Excerpted text
====
USS Noble (APA-218) was a  which saw service with the US Navy in World War II, the Korean War, and the Vietnam War. She was later transferred to the Spanish Navy in the 1964 under a mutual assistance agreement. Noble was named after Noble County, Indiana, Noble County, Ohio, and Noble County, Oklahoma.

Construction
Noble was laid down 20 July 1944, under Maritime Commission (MARCOM) contract, MCV hull 566, by Permanente Metals Corporation, Yard No. 2, Richmond, California; as a modified Victory ship; completed by the Kaiser Shipyard at Richmond; launched 18 October 1944; sponsored by Mrs. Maxine C. Jones; acquired by the Navy 27 November 1944; and commissioned the same day, Commander, later Rear Admiral, Solomon S. Isquith in command.

Operational history

World War II
Nobles primary mission was to transport to a combat area the men and some of the material necessary for an assault on an enemy shore. Her main armament, her boat group, was designed to deliver her troops and cargo to the beach in a planned and orderly fashion. After discharging troops and equipment, she could evacuate casualties or prisoners of war.

Invasion of Okinawa

In January 1945, Noble steamed westward to participate in the Okinawa campaign.

Post-war duties
Upon termination of the war, she assisted in the delivery of released allied prisoners of war from Korea to the Philippines. She also participated in Operation Magic Carpet, returning servicemen from the Pacific to the United States. Noble was attached to the US Atlantic Fleet from 1946 through 1949, operating out of Norfolk, Virginia.

Korean War
Noble returned to San Diego 13 September 1949, and was undergoing overhaul at Mare Island Naval Shipyard, San Francisco, when war broke out in Korea in June 1950. In August, she steamed to Korea to participate in the September Inchon amphibious assault. Thereafter, she assisted in the transport of US and foreign troops and equipment to and from the Korean combat zone.

In July 1953, she participated in Operation Big Switch, moving Communist North Korean prisoners from Koje Do to Inchon pursuant to the armistice agreement.

Peacetime operations
Subsequent to the Korean War, Noble conducted training operations in both the eastern and western Pacific areas. In 1955, she assisted in the evacuation of Chinese civilians and military from the Tachen Islands to Formosa. The ship appeared in the 1956 20th Century Fox movie D-Day the Sixth of June starring Robert Taylor, Richard Todd and Dana Wynter and in the 1956 movie Between Heaven and Hell starring Robert Wagner, Terry Moore, and Buddy Ebsen. At the outset of the Cuban Missile Crisis on 27 October 1962, Noble embarked 1,400 Marines with their equipment and steamed for the Caribbean in company with other Pacific Fleet amphibious units. She returned to San Diego in December, then deployed to WestPac in March 1963 for a tour with the Seventh Fleet Amphibious Ready Group.
====
Stored data
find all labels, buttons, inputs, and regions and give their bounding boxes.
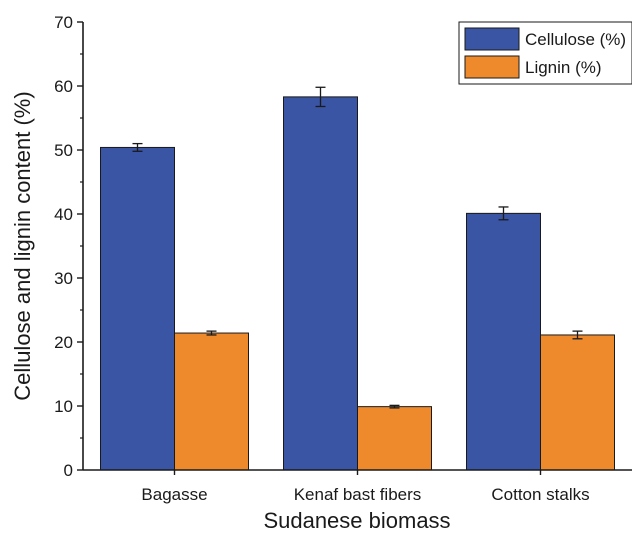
====
Parts of the exercise
A – Reproduce the passage from the USS Noble article, starting at the words "Post-war duties" and ending after the words "Korean combat zone.".
B – Using the USS Noble article, answer these questions:
(i) Who sponsored Noble at her launching?
(ii) On what date did Noble return to San Diego after her years with the US Atlantic Fleet?
(iii) How many Marines did Noble embark at the outset of the Cuban Missile Crisis?

Solutions to each task
A –
Post-war duties
Upon termination of the war, she assisted in the delivery of released allied prisoners of war from Korea to the Philippines. She also participated in Operation Magic Carpet, returning servicemen from the Pacific to the United States. Noble was attached to the US Atlantic Fleet from 1946 through 1949, operating out of Norfolk, Virginia.

Korean War
Noble returned to San Diego 13 September 1949, and was undergoing overhaul at Mare Island Naval Shipyard, San Francisco, when war broke out in Korea in June 1950. In August, she steamed to Korea to participate in the September Inchon amphibious assault. Thereafter, she assisted in the transport of US and foreign troops and equipment to and from the Korean combat zone.

B –
(i) Mrs. Maxine C. Jones
(ii) 13 September 1949
(iii) 1,400